— BEGIN DATA LINES —
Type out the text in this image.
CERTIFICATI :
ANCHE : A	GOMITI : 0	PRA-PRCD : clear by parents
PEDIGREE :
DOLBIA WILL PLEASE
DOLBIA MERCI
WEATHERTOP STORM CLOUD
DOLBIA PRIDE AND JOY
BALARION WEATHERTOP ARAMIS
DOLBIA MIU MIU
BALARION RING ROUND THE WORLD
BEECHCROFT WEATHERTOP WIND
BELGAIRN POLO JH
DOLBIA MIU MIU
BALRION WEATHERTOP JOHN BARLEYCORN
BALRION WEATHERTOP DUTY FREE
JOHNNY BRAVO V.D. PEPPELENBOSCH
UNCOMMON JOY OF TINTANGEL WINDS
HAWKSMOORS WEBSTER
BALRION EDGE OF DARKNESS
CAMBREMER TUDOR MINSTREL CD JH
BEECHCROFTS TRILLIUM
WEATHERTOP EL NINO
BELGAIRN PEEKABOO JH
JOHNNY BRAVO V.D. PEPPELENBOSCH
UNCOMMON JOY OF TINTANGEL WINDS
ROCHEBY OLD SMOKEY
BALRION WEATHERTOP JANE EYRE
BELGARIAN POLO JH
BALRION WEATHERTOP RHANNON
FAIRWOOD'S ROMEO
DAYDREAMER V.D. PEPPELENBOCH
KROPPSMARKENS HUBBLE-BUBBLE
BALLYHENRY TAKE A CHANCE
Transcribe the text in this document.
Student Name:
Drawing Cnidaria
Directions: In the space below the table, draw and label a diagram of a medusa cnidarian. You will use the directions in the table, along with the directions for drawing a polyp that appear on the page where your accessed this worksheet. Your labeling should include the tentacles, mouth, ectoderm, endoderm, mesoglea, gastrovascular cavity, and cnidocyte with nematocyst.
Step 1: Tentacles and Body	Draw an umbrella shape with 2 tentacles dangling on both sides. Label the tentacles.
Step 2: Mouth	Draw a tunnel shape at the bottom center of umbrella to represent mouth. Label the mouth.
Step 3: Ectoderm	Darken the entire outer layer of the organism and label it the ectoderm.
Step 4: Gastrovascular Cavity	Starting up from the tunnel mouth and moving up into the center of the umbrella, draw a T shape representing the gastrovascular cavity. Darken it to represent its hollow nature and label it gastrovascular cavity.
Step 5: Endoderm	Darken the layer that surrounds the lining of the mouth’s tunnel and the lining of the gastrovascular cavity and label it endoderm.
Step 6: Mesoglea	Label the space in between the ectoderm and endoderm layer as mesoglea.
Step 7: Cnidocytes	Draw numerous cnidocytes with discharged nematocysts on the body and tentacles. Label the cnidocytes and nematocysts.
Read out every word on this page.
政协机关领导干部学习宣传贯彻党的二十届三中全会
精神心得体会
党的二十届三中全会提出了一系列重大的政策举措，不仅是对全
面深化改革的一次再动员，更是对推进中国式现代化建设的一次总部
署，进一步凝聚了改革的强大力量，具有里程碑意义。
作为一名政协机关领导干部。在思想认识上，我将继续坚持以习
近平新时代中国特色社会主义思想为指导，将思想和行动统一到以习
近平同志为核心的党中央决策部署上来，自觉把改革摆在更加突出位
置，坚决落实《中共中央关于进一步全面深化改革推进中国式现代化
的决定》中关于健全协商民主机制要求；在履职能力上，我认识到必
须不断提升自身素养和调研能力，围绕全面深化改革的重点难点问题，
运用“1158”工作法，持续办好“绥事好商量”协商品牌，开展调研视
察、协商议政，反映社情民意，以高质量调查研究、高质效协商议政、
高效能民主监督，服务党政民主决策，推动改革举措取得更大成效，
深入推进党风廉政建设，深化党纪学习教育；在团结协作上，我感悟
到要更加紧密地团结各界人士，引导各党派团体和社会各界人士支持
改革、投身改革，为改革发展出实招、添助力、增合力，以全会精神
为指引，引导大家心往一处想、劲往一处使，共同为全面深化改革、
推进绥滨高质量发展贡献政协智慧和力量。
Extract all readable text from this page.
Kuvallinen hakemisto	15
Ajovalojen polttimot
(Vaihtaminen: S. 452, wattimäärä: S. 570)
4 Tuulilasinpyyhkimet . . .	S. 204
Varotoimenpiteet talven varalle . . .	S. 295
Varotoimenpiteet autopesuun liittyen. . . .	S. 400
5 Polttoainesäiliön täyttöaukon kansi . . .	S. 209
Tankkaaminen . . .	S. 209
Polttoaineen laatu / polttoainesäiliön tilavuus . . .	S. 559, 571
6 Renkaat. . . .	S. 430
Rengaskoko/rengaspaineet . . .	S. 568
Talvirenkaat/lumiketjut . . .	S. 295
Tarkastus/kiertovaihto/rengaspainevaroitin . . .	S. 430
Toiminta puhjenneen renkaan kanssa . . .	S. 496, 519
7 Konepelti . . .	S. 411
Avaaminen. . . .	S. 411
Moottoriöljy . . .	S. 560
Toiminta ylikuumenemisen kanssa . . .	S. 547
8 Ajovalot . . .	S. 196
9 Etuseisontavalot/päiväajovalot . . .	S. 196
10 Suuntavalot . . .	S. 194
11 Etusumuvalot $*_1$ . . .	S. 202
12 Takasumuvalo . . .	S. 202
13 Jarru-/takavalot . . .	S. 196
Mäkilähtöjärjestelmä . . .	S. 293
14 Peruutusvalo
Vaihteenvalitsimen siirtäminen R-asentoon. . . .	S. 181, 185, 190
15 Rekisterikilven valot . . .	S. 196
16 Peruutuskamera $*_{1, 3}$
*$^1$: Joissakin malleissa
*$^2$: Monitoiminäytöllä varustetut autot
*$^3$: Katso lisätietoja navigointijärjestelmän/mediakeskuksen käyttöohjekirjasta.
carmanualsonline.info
— END DATA LINES —
What is the number of lines in the data that hold the string "represent"? Answer with the number only.

2